==== DATASET RECORDS ====
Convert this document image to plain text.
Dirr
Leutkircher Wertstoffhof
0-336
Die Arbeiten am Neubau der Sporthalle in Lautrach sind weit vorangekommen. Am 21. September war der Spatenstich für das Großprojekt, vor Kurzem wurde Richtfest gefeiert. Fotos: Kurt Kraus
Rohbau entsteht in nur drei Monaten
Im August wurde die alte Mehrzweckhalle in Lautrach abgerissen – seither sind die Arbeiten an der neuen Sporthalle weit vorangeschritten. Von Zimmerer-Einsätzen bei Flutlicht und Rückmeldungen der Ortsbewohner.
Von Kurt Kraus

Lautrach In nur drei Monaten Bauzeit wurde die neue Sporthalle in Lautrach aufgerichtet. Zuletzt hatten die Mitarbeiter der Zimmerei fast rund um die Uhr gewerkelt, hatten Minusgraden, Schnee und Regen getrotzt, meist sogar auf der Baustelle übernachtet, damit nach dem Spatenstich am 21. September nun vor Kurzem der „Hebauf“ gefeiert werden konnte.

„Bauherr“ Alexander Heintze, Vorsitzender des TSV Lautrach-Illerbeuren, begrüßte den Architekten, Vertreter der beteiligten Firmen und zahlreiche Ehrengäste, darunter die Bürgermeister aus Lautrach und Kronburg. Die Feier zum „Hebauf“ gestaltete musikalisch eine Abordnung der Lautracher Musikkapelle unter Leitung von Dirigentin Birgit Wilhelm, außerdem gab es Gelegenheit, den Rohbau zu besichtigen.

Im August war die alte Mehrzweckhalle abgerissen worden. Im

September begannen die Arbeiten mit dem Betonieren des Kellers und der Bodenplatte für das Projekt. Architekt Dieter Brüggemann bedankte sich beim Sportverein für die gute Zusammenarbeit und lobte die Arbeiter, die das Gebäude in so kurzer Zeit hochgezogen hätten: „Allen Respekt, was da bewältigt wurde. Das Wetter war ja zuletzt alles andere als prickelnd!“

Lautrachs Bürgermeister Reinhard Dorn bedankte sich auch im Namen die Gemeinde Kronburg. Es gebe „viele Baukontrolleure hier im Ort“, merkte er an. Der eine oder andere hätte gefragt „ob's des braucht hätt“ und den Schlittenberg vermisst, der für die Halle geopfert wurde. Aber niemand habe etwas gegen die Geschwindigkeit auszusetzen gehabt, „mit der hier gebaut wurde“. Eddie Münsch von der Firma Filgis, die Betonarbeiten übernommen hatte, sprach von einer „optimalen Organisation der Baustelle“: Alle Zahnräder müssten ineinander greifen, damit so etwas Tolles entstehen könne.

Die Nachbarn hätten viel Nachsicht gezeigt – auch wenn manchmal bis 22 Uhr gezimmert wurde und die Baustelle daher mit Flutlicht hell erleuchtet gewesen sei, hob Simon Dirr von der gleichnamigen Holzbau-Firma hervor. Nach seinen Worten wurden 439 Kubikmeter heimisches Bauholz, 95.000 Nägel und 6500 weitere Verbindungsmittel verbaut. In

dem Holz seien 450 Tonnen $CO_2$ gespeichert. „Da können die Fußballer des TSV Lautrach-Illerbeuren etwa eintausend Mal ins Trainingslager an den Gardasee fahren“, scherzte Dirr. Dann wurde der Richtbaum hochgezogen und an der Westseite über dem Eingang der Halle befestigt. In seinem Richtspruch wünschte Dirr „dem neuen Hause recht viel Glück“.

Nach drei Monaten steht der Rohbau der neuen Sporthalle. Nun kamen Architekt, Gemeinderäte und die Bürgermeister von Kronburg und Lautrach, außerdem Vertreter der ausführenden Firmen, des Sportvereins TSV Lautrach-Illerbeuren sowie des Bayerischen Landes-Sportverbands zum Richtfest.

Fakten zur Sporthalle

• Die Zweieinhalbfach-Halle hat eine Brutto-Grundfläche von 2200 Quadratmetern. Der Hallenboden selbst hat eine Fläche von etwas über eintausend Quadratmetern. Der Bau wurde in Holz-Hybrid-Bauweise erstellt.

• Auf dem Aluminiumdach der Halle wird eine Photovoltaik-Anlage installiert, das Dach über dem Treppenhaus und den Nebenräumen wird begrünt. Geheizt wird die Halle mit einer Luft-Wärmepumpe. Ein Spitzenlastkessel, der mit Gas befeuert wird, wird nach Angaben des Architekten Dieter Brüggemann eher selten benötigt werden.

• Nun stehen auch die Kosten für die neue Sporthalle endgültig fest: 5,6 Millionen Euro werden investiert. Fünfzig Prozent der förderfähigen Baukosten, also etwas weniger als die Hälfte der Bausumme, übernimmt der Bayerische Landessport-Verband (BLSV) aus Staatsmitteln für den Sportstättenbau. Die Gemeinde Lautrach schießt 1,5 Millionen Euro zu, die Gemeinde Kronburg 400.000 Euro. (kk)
====
TASK INSTRUCTIONS >>
Extract the data exactly as given.

SOLVED PROBLEM >>
Convert this document image to plain text.
Dirr
Leutkircher Wertstoffhof
0-336
Die Arbeiten am Neubau der Sporthalle in Lautrach sind weit vorangekommen. Am 21. September war der Spatenstich für das Großprojekt, vor Kurzem wurde Richtfest gefeiert. Fotos: Kurt Kraus
Rohbau entsteht in nur drei Monaten
Im August wurde die alte Mehrzweckhalle in Lautrach abgerissen – seither sind die Arbeiten an der neuen Sporthalle weit vorangeschritten. Von Zimmerer-Einsätzen bei Flutlicht und Rückmeldungen der Ortsbewohner.
Von Kurt Kraus

Lautrach In nur drei Monaten Bauzeit wurde die neue Sporthalle in Lautrach aufgerichtet. Zuletzt hatten die Mitarbeiter der Zimmerei fast rund um die Uhr gewerkelt, hatten Minusgraden, Schnee und Regen getrotzt, meist sogar auf der Baustelle übernachtet, damit nach dem Spatenstich am 21. September nun vor Kurzem der „Hebauf“ gefeiert werden konnte.

„Bauherr“ Alexander Heintze, Vorsitzender des TSV Lautrach-Illerbeuren, begrüßte den Architekten, Vertreter der beteiligten Firmen und zahlreiche Ehrengäste, darunter die Bürgermeister aus Lautrach und Kronburg. Die Feier zum „Hebauf“ gestaltete musikalisch eine Abordnung der Lautracher Musikkapelle unter Leitung von Dirigentin Birgit Wilhelm, außerdem gab es Gelegenheit, den Rohbau zu besichtigen.

Im August war die alte Mehrzweckhalle abgerissen worden. Im

September begannen die Arbeiten mit dem Betonieren des Kellers und der Bodenplatte für das Projekt. Architekt Dieter Brüggemann bedankte sich beim Sportverein für die gute Zusammenarbeit und lobte die Arbeiter, die das Gebäude in so kurzer Zeit hochgezogen hätten: „Allen Respekt, was da bewältigt wurde. Das Wetter war ja zuletzt alles andere als prickelnd!“

Lautrachs Bürgermeister Reinhard Dorn bedankte sich auch im Namen die Gemeinde Kronburg. Es gebe „viele Baukontrolleure hier im Ort“, merkte er an. Der eine oder andere hätte gefragt „ob's des braucht hätt“ und den Schlittenberg vermisst, der für die Halle geopfert wurde. Aber niemand habe etwas gegen die Geschwindigkeit auszusetzen gehabt, „mit der hier gebaut wurde“. Eddie Münsch von der Firma Filgis, die Betonarbeiten übernommen hatte, sprach von einer „optimalen Organisation der Baustelle“: Alle Zahnräder müssten ineinander greifen, damit so etwas Tolles entstehen könne.

Die Nachbarn hätten viel Nachsicht gezeigt – auch wenn manchmal bis 22 Uhr gezimmert wurde und die Baustelle daher mit Flutlicht hell erleuchtet gewesen sei, hob Simon Dirr von der gleichnamigen Holzbau-Firma hervor. Nach seinen Worten wurden 439 Kubikmeter heimisches Bauholz, 95.000 Nägel und 6500 weitere Verbindungsmittel verbaut. In

dem Holz seien 450 Tonnen $CO_2$ gespeichert. „Da können die Fußballer des TSV Lautrach-Illerbeuren etwa eintausend Mal ins Trainingslager an den Gardasee fahren“, scherzte Dirr. Dann wurde der Richtbaum hochgezogen und an der Westseite über dem Eingang der Halle befestigt. In seinem Richtspruch wünschte Dirr „dem neuen Hause recht viel Glück“.

Nach drei Monaten steht der Rohbau der neuen Sporthalle. Nun kamen Architekt, Gemeinderäte und die Bürgermeister von Kronburg und Lautrach, außerdem Vertreter der ausführenden Firmen, des Sportvereins TSV Lautrach-Illerbeuren sowie des Bayerischen Landes-Sportverbands zum Richtfest.

Fakten zur Sporthalle

• Die Zweieinhalbfach-Halle hat eine Brutto-Grundfläche von 2200 Quadratmetern. Der Hallenboden selbst hat eine Fläche von etwas über eintausend Quadratmetern. Der Bau wurde in Holz-Hybrid-Bauweise erstellt.

• Auf dem Aluminiumdach der Halle wird eine Photovoltaik-Anlage installiert, das Dach über dem Treppenhaus und den Nebenräumen wird begrünt. Geheizt wird die Halle mit einer Luft-Wärmepumpe. Ein Spitzenlastkessel, der mit Gas befeuert wird, wird nach Angaben des Architekten Dieter Brüggemann eher selten benötigt werden.

• Nun stehen auch die Kosten für die neue Sporthalle endgültig fest: 5,6 Millionen Euro werden investiert. Fünfzig Prozent der förderfähigen Baukosten, also etwas weniger als die Hälfte der Bausumme, übernimmt der Bayerische Landessport-Verband (BLSV) aus Staatsmitteln für den Sportstättenbau. Die Gemeinde Lautrach schießt 1,5 Millionen Euro zu, die Gemeinde Kronburg 400.000 Euro. (kk)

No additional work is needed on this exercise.